OBJECTIVE: Locate all lines in the data below that hold "국립대병원" and show them.

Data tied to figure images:
──────────

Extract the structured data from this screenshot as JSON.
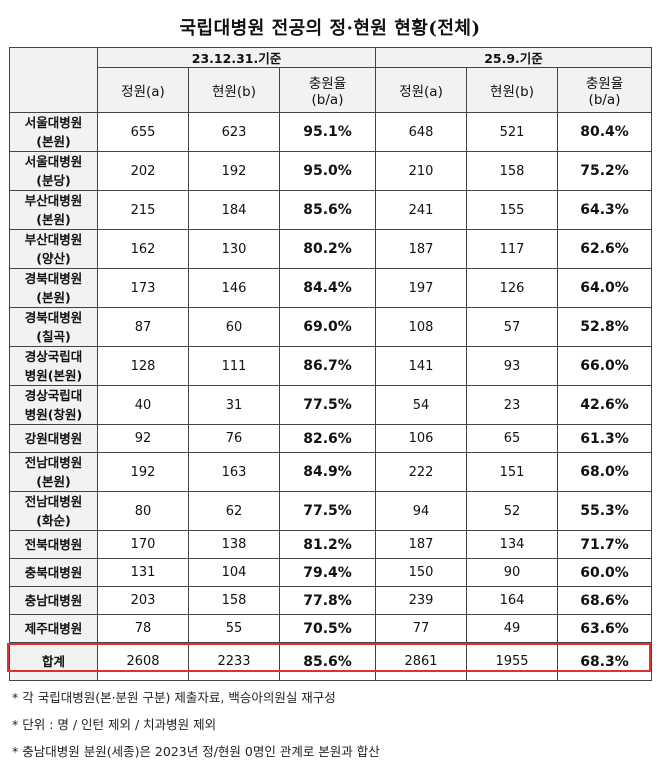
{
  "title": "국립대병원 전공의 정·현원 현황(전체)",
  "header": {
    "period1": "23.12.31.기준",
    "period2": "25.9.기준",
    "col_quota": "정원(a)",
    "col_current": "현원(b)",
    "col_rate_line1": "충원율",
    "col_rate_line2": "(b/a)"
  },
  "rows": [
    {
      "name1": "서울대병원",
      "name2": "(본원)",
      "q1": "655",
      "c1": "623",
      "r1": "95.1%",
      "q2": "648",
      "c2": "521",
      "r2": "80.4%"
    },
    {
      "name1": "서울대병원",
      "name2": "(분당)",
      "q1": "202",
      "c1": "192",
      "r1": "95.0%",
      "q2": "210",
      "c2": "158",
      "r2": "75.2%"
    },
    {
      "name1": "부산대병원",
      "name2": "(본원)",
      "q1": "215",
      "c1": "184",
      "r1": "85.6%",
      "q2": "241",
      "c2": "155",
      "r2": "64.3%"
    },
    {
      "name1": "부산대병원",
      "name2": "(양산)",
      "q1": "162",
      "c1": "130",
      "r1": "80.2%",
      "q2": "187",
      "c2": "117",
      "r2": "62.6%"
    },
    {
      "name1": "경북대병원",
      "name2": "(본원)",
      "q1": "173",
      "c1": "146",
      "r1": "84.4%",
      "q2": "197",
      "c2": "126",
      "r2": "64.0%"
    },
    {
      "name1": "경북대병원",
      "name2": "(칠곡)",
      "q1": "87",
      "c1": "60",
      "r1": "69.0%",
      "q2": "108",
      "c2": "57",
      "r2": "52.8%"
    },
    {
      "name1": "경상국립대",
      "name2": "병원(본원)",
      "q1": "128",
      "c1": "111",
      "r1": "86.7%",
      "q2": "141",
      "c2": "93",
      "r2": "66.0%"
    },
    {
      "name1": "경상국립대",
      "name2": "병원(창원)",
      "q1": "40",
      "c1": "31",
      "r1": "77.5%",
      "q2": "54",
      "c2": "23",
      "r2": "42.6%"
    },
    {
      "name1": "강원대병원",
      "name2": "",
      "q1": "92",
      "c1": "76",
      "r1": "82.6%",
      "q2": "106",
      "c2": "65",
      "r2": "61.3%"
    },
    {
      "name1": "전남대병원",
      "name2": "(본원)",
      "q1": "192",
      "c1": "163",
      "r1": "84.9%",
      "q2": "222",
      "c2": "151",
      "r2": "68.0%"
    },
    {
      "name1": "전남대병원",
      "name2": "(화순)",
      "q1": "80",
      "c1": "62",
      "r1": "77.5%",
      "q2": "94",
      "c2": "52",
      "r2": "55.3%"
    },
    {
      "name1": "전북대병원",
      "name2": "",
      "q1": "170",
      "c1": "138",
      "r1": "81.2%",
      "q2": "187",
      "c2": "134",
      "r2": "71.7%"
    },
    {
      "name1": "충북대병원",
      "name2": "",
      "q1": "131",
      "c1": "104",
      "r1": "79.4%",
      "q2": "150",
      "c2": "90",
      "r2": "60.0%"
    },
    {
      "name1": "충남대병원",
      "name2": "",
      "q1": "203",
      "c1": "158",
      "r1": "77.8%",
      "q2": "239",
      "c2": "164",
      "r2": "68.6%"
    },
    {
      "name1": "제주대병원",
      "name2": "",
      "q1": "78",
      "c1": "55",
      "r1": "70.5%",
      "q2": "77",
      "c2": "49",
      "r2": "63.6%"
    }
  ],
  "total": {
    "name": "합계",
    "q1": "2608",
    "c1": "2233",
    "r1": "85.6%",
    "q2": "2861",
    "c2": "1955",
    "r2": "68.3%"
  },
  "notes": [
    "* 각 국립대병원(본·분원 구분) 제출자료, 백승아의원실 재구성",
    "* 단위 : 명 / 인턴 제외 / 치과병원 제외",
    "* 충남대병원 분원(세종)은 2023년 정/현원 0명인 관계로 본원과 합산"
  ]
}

──────────

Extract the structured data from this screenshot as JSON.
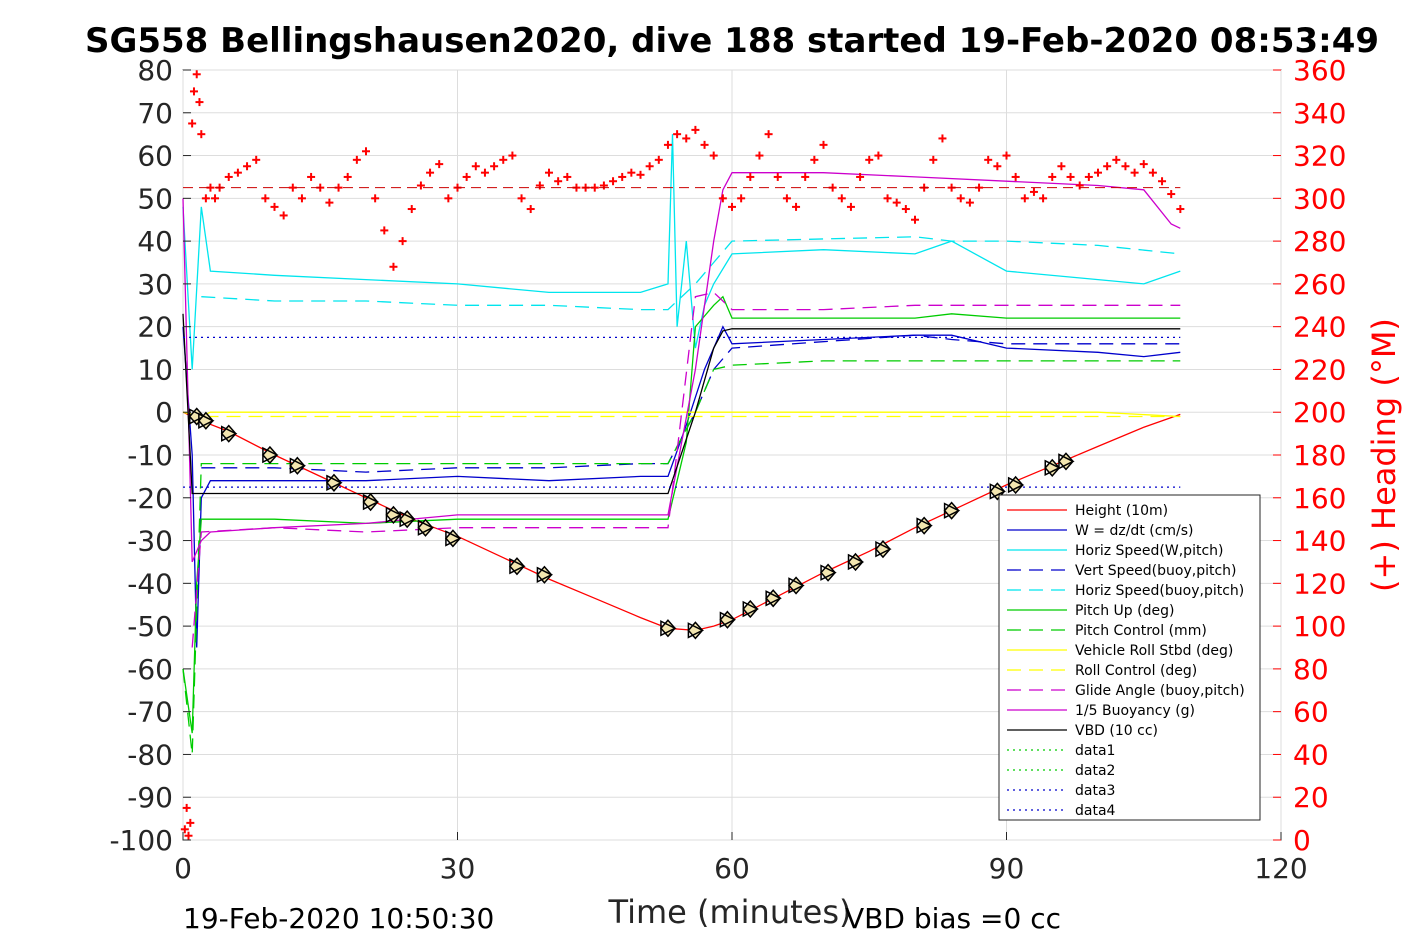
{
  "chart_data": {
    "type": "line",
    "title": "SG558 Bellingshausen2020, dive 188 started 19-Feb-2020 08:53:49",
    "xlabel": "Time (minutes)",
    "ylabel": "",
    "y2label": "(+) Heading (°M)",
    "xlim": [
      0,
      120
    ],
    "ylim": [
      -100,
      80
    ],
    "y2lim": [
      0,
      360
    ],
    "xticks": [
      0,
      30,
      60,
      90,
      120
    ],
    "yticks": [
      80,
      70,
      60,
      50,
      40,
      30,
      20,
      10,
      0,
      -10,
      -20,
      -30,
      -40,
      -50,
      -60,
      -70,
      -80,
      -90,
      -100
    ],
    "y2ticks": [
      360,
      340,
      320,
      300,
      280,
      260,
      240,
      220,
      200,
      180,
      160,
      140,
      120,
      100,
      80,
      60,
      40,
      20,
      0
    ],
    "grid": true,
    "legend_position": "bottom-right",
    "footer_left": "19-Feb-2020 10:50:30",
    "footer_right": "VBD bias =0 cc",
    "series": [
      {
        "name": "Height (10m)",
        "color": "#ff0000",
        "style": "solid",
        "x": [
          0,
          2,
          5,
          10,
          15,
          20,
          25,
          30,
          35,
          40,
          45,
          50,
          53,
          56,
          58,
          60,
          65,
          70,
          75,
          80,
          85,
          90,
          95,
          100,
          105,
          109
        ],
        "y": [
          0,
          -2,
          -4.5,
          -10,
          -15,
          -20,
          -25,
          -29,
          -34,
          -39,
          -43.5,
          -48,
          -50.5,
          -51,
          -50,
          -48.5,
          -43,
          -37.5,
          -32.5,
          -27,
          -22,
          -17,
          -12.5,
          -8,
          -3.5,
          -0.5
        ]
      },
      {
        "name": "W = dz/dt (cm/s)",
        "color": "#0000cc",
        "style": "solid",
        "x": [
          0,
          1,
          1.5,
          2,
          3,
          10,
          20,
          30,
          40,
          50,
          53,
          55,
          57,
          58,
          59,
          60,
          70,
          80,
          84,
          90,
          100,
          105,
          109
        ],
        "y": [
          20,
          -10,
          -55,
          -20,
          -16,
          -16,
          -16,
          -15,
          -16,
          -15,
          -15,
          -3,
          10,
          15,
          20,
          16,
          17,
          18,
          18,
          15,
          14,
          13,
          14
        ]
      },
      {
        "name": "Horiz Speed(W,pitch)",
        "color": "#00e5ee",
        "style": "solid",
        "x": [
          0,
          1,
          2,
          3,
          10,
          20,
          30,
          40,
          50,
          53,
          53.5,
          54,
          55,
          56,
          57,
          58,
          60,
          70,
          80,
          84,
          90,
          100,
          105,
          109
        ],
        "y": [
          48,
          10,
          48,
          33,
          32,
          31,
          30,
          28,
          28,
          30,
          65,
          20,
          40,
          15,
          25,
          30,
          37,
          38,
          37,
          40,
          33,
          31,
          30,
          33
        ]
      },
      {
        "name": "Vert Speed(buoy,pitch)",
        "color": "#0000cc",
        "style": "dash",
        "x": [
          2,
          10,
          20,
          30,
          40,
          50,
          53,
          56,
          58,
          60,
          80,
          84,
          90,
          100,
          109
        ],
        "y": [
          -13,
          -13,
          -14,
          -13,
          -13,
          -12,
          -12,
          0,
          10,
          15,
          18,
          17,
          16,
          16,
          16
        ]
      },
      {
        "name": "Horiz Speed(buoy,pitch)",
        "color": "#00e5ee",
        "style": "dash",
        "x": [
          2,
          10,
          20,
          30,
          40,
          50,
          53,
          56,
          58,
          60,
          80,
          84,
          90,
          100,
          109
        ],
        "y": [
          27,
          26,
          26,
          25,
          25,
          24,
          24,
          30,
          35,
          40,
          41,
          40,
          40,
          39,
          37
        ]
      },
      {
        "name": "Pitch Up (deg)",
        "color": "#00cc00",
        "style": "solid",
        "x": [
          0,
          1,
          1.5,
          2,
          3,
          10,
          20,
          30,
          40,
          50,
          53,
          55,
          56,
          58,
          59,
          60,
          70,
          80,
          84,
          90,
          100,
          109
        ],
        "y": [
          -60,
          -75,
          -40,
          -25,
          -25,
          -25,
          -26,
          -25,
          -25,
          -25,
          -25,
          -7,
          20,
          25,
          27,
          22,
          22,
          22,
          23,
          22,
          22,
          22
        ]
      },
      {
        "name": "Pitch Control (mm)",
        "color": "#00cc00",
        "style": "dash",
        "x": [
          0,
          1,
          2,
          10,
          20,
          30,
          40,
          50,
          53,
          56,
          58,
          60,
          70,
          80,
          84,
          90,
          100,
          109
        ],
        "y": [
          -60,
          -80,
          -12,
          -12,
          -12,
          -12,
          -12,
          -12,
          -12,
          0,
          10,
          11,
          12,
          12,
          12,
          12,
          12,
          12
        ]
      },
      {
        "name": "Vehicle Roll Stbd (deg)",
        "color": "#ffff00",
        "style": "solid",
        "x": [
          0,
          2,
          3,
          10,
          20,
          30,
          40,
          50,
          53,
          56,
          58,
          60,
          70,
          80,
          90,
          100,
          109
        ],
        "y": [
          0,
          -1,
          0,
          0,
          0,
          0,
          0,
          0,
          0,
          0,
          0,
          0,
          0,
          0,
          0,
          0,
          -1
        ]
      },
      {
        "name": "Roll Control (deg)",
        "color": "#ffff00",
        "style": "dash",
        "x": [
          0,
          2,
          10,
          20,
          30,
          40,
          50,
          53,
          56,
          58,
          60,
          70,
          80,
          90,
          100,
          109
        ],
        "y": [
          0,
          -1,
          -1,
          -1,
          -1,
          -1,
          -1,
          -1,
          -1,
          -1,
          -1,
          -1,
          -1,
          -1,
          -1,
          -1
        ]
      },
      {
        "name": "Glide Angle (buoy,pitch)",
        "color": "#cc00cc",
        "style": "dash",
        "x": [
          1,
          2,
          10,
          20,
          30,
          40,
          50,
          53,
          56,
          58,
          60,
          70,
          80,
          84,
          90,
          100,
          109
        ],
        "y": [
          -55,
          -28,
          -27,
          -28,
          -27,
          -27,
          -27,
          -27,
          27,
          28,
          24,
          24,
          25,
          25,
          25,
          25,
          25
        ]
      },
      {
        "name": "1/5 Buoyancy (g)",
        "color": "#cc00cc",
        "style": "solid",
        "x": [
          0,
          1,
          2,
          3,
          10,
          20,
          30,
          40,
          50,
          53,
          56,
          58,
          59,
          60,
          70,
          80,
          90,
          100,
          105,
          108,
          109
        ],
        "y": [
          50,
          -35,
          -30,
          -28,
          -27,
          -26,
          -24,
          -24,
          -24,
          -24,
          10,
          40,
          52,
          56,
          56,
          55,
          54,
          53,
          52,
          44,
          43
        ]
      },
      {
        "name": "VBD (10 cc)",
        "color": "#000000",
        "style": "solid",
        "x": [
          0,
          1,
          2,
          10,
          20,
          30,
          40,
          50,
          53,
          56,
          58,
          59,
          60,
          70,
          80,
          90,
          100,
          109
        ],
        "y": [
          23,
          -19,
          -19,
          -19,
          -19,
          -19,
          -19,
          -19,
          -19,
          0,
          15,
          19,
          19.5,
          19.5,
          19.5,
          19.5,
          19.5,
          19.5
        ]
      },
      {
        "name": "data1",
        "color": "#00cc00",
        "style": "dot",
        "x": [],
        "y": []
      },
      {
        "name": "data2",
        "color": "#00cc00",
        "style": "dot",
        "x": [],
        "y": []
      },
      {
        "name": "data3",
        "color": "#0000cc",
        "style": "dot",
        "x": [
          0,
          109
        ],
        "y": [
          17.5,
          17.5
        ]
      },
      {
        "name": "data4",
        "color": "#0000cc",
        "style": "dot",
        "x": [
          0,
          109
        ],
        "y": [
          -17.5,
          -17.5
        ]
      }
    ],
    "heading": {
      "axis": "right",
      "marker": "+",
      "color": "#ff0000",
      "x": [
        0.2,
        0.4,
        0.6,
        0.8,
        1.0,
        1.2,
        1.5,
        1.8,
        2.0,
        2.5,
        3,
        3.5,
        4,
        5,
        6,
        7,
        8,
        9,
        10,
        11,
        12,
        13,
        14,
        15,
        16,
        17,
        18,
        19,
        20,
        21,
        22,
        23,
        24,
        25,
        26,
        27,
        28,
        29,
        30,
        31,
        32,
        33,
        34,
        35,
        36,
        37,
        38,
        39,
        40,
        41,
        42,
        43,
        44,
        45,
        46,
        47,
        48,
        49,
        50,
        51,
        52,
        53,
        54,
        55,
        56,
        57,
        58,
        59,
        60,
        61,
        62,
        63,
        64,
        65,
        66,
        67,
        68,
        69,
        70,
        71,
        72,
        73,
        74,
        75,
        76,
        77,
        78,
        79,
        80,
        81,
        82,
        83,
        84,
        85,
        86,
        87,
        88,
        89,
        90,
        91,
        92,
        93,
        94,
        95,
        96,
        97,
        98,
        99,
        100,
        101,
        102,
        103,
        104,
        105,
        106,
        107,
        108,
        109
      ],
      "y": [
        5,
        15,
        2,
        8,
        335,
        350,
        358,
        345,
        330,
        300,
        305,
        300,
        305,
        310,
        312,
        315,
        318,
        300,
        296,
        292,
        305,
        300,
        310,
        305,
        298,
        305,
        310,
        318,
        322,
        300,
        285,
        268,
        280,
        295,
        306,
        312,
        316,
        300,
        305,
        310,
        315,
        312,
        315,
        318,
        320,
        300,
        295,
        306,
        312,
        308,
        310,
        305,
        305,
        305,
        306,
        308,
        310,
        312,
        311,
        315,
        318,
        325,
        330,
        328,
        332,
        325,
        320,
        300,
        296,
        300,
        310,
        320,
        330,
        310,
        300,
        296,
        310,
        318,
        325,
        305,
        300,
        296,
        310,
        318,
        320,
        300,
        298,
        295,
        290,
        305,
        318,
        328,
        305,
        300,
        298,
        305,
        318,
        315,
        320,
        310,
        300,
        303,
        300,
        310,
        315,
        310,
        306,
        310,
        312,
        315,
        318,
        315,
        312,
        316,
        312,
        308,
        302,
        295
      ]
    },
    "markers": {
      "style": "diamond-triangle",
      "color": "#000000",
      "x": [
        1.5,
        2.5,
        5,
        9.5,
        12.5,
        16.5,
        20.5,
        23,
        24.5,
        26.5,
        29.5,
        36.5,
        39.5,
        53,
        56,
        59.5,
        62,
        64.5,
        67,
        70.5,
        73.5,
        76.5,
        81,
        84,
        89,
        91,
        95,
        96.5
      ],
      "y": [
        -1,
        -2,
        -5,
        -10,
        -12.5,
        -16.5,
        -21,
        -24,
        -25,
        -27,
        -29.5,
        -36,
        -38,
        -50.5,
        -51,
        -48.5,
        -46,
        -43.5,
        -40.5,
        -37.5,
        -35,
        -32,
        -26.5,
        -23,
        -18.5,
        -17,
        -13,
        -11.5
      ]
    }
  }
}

──────────

COMPLETE ANSWER:
  "title": "국립대병원 전공의 정·현원 현황(전체)",
    "* 각 국립대병원(본·분원 구분) 제출자료, 백승아의원실 재구성",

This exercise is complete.